## Document passage:
....

Still there was no hard information to act on and no line of communication, thus nowhere to aim a DEVGRU team even if the president felt inclined to deploy them. So the report of the kidnapped American and her Danish colleague went into watch-and-wait status at the White House. Jessica Buchanan’s case took its place among a massive collection of other situations also standing by on the watch-and-wait status. Erik realized, coming from his line of work, that every one of them was a matter of great concern to somebody.
By far the largest conundrum facing the president was the provisional Somali government’s difficulty enforcing authority. While the northeast portion of Somalia, called Puntland, had achieved a semiautonomous status and managed to get a basic infrastructure going, the rule of street violence still reigned supreme throughout southern Somalia. Without a reliable structure to protect and guarantee shipping and commerce, there was no way for the population to rebuild a functioning economy.

....

## Supplied entries:

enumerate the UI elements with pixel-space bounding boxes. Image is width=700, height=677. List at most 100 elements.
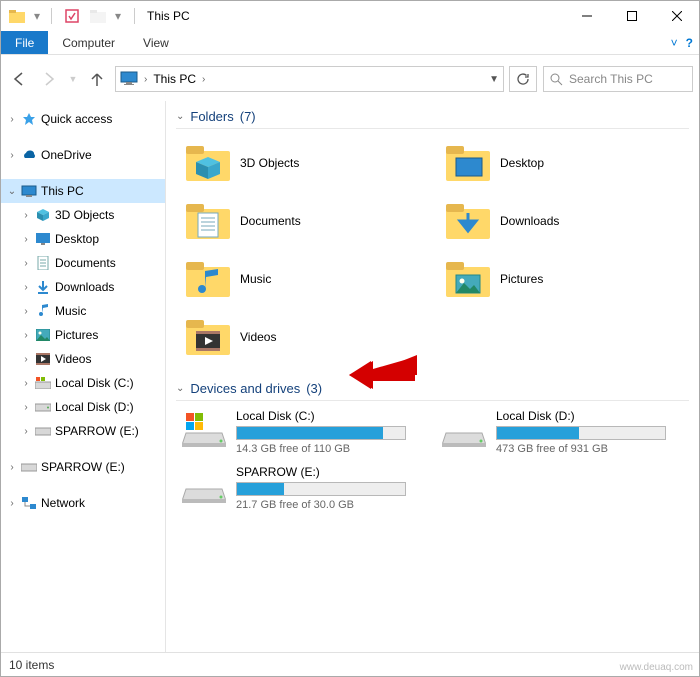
- folder-label: Desktop: [500, 156, 544, 170]
- tree-local-disk-d[interactable]: ›Local Disk (D:): [1, 395, 165, 419]
- folder-icon: [186, 257, 230, 301]
- navigation-bar: ▼ › This PC › ▼ Search This PC: [1, 61, 699, 97]
- video-icon: [35, 351, 51, 367]
- expander-icon[interactable]: ›: [7, 114, 17, 125]
- tab-computer[interactable]: Computer: [48, 31, 129, 54]
- expander-icon[interactable]: ›: [7, 462, 17, 473]
- chevron-down-icon[interactable]: ˅: [671, 36, 678, 50]
- tree-label: Local Disk (C:): [55, 376, 134, 390]
- folder-documents[interactable]: Documents: [176, 195, 426, 247]
- expander-icon[interactable]: ›: [21, 282, 31, 293]
- tree-label: SPARROW (E:): [41, 460, 125, 474]
- drive-capacity-bar: [236, 482, 406, 496]
- network-icon: [21, 495, 37, 511]
- tree-label: SPARROW (E:): [55, 424, 139, 438]
- expander-icon[interactable]: ›: [21, 210, 31, 221]
- tree-sparrow-removable[interactable]: › SPARROW (E:): [1, 455, 165, 479]
- folder-3d-objects[interactable]: 3D Objects: [176, 137, 426, 189]
- music-icon: [35, 303, 51, 319]
- recent-dropdown-icon[interactable]: ▼: [67, 67, 79, 91]
- section-label: Devices and drives: [190, 381, 300, 396]
- drive-item[interactable]: SPARROW (E:) 21.7 GB free of 30.0 GB: [176, 465, 426, 511]
- qat-customize-icon[interactable]: ▾: [112, 4, 124, 28]
- folder-icon: [5, 4, 29, 28]
- expander-icon[interactable]: ›: [21, 330, 31, 341]
- tree-local-disk-c[interactable]: › Local Disk (C:): [1, 371, 165, 395]
- breadcrumb-this-pc[interactable]: This PC: [153, 72, 196, 86]
- expander-icon[interactable]: ›: [21, 426, 31, 437]
- star-icon: [21, 111, 37, 127]
- window-controls: [564, 1, 699, 31]
- tree-label: 3D Objects: [55, 208, 114, 222]
- close-button[interactable]: [654, 1, 699, 31]
- tree-3d-objects[interactable]: › 3D Objects: [1, 203, 165, 227]
- chevron-down-icon: ⌄: [176, 111, 184, 122]
- quick-access-toolbar: ▾ ▾: [1, 4, 128, 28]
- cloud-icon: [21, 147, 37, 163]
- folders-grid: 3D Objects Desktop Documents Downloads M…: [176, 137, 689, 363]
- this-pc-icon: [120, 71, 138, 88]
- refresh-button[interactable]: [509, 66, 537, 92]
- chevron-down-icon: ⌄: [176, 383, 184, 394]
- folder-label: Downloads: [500, 214, 559, 228]
- minimize-button[interactable]: [564, 1, 609, 31]
- expander-icon[interactable]: ›: [7, 498, 17, 509]
- annotation-arrow-icon: [349, 351, 419, 391]
- folder-pictures[interactable]: Pictures: [436, 253, 686, 305]
- drive-name: Local Disk (C:): [236, 409, 426, 423]
- expander-icon[interactable]: ⌄: [7, 186, 17, 197]
- drive-capacity-bar: [496, 426, 666, 440]
- expander-icon[interactable]: ›: [7, 150, 17, 161]
- chevron-down-icon[interactable]: ▼: [489, 74, 499, 85]
- expander-icon[interactable]: ›: [21, 354, 31, 365]
- tree-documents[interactable]: ›Documents: [1, 251, 165, 275]
- tab-view[interactable]: View: [129, 31, 183, 54]
- drive-item[interactable]: Local Disk (C:) 14.3 GB free of 110 GB: [176, 409, 426, 455]
- drive-free-text: 14.3 GB free of 110 GB: [236, 443, 426, 455]
- qat-dropdown-icon[interactable]: ▾: [31, 4, 43, 28]
- folder-label: Documents: [240, 214, 301, 228]
- tree-desktop[interactable]: ›Desktop: [1, 227, 165, 251]
- desktop-icon: [35, 231, 51, 247]
- back-button[interactable]: [7, 67, 31, 91]
- drives-grid: Local Disk (C:) 14.3 GB free of 110 GB L…: [176, 409, 689, 511]
- tree-sparrow-e[interactable]: › SPARROW (E:): [1, 419, 165, 443]
- separator: [51, 8, 52, 24]
- help-icon[interactable]: ?: [686, 36, 693, 50]
- tree-onedrive[interactable]: › OneDrive: [1, 143, 165, 167]
- tree-pictures[interactable]: ›Pictures: [1, 323, 165, 347]
- tree-this-pc[interactable]: ⌄ This PC: [1, 179, 165, 203]
- expander-icon[interactable]: ›: [21, 258, 31, 269]
- expander-icon[interactable]: ›: [21, 378, 31, 389]
- maximize-button[interactable]: [609, 1, 654, 31]
- drive-icon: [35, 399, 51, 415]
- expander-icon[interactable]: ›: [21, 306, 31, 317]
- expander-icon[interactable]: ›: [21, 234, 31, 245]
- tree-videos[interactable]: ›Videos: [1, 347, 165, 371]
- titlebar: ▾ ▾ This PC: [1, 1, 699, 31]
- search-placeholder: Search This PC: [569, 72, 653, 86]
- folder-downloads[interactable]: Downloads: [436, 195, 686, 247]
- chevron-right-icon[interactable]: ›: [144, 74, 147, 85]
- tab-file[interactable]: File: [1, 31, 48, 54]
- address-bar[interactable]: › This PC › ▼: [115, 66, 504, 92]
- tree-music[interactable]: ›Music: [1, 299, 165, 323]
- section-drives-header[interactable]: ⌄ Devices and drives (3): [176, 381, 689, 401]
- folder-desktop[interactable]: Desktop: [436, 137, 686, 189]
- tree-quick-access[interactable]: › Quick access: [1, 107, 165, 131]
- new-folder-icon[interactable]: [86, 4, 110, 28]
- content-pane: ⌄ Folders (7) 3D Objects Desktop Documen…: [166, 101, 699, 652]
- expander-icon[interactable]: ›: [21, 402, 31, 413]
- separator: [134, 8, 135, 24]
- up-button[interactable]: [85, 67, 109, 91]
- drive-item[interactable]: Local Disk (D:) 473 GB free of 931 GB: [436, 409, 686, 455]
- section-folders-header[interactable]: ⌄ Folders (7): [176, 109, 689, 129]
- tree-network[interactable]: ›Network: [1, 491, 165, 515]
- folder-music[interactable]: Music: [176, 253, 426, 305]
- search-input[interactable]: Search This PC: [543, 66, 693, 92]
- tree-downloads[interactable]: ›Downloads: [1, 275, 165, 299]
- folder-icon: [446, 199, 490, 243]
- forward-button[interactable]: [37, 67, 61, 91]
- chevron-right-icon[interactable]: ›: [202, 74, 205, 85]
- properties-icon[interactable]: [60, 4, 84, 28]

....

## What this exercise asks:
(A) List every proper name of a person, place, or organization in the passage about the kidnapping.
(B) Answer these questions from the kidnapping passage:
(i) What status did the report go into at the White House?
(ii) What is the northeast portion of Somalia called?
(iii) Where did the rule of street violence still reign supreme?
(C) Carry the passage about the kidnapping forward from its final sentence.
The material has nothing to do with the passage about the kidnapping.

## Responses by task:
(A)
DEVGRU
White House
Jessica Buchanan
Erik
Somalia
Puntland

(B)
(i) Watch-and-wait status.
(ii) Puntland.
(iii) Throughout southern Somalia.

(C)
Therefore desperation gripped a once proud and independent collection of clans and subclans, reducing many of their young men to the lunacy of sailing motorboats out to sea and attacking large ships and tankers with the intention of hijacking them for ransom. Every nonswimming teenager with a head-buzz of
khat
and a borrowed AK-47 who dared to ship out on such a mission was undoubtedly powered by the story of a neighbor or a cousin who made only one of the lethally dangerous raids and yet
earned enough to live on for years!
Of course the odds against any individual pirate finding personal success were about the same as the odds against hitting a jackpot at a roulette wheel. The compelling part was powerful, however, because it was better than the prospect of remaining on land and slowly rotting to death. The courage of despair drove them into small boats to sail far from shore and stage attacks so one-sided and absurd they would be comical if not for their deadly consequences.
And once in a while a comedy of errors ended up with a bamboozled shipping company breaking down and paying out millions of dollars to get back its vessels, their crews, their cargo. When such a massive payout actually went through, it landed as a giant pile of cash in a region where men of working age would fight to the death over a fistful of
khat
leaves. Word traveled at light speed:
The casino is open, boys.
Soon after the era of big ransoms began, hidden alcoves dotting the Horn of Africa played host to a variety of boats, ships, and tankers lying at anchor and awaiting ransom payouts. Captured crews were often held below decks in medieval conditions for months at a time. Many were killed in the initial attacks and others succumbed in captivity.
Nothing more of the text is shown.